Problem details —
Go through the listing below. Copy each line that has the string "DISFONÍAS".
[Start of Attachment]
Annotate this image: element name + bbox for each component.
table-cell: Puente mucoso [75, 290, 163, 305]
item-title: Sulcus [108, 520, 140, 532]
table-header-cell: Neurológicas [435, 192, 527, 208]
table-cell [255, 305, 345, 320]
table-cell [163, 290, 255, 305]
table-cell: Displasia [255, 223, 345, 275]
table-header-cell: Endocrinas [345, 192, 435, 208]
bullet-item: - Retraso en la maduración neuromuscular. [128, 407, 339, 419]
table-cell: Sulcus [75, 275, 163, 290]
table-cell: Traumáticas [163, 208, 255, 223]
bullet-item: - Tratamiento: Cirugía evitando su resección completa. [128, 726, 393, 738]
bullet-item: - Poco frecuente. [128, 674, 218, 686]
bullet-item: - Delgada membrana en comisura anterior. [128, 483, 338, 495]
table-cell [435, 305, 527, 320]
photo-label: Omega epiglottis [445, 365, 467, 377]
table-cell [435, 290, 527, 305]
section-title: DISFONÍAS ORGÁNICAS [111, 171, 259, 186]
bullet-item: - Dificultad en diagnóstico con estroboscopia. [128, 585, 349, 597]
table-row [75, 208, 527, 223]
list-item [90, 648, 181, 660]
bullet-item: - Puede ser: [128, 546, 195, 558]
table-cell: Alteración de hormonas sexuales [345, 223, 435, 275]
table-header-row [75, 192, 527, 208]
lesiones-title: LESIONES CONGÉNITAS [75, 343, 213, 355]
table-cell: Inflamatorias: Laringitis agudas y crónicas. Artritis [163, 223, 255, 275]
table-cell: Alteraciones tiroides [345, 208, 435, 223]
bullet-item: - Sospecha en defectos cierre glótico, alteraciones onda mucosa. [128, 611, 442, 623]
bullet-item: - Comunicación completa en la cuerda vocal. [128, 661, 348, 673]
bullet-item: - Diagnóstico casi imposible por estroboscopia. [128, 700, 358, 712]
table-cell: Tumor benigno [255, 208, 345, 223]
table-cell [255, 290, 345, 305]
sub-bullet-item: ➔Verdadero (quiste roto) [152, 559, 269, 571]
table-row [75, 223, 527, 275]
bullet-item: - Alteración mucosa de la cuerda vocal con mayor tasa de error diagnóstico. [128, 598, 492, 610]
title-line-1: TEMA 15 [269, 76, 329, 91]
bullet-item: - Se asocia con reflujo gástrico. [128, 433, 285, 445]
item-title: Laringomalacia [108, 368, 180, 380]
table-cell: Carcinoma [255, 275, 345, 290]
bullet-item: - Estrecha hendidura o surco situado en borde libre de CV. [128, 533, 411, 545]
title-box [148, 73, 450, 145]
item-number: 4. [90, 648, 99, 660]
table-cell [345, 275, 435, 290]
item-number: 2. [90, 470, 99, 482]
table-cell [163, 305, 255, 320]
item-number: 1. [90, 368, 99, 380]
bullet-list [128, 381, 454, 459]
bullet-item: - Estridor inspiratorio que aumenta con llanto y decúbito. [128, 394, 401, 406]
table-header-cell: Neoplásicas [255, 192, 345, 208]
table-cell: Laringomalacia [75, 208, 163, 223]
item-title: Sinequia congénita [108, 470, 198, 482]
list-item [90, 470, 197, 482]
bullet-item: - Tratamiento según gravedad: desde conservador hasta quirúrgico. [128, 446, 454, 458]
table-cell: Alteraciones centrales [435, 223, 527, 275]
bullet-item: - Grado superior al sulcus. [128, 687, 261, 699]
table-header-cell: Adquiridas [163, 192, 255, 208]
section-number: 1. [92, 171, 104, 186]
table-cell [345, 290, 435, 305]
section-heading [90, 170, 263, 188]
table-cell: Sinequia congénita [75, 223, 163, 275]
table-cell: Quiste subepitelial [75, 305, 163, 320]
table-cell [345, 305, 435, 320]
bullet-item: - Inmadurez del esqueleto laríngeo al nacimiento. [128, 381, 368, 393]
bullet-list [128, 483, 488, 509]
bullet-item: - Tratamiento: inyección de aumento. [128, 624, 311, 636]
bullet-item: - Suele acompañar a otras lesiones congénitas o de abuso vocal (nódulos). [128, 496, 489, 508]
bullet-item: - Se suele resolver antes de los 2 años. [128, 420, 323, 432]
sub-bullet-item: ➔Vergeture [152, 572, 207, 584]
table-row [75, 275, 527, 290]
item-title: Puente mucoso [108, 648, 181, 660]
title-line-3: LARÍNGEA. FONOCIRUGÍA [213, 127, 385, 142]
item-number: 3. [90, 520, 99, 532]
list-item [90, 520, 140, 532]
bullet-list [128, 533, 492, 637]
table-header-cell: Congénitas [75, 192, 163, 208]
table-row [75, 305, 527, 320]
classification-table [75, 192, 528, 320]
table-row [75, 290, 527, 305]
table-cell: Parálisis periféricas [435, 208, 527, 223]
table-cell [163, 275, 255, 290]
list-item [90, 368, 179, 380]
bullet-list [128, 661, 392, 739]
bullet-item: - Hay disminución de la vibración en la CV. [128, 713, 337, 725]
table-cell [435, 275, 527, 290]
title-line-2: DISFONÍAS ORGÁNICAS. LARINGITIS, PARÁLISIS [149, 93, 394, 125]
[End of Attachment]
Reply —
section-title: DISFONÍAS ORGÁNICAS [111, 171, 259, 186]
title-line-2: DISFONÍAS ORGÁNICAS. LARINGITIS, PARÁLISIS [149, 93, 394, 125]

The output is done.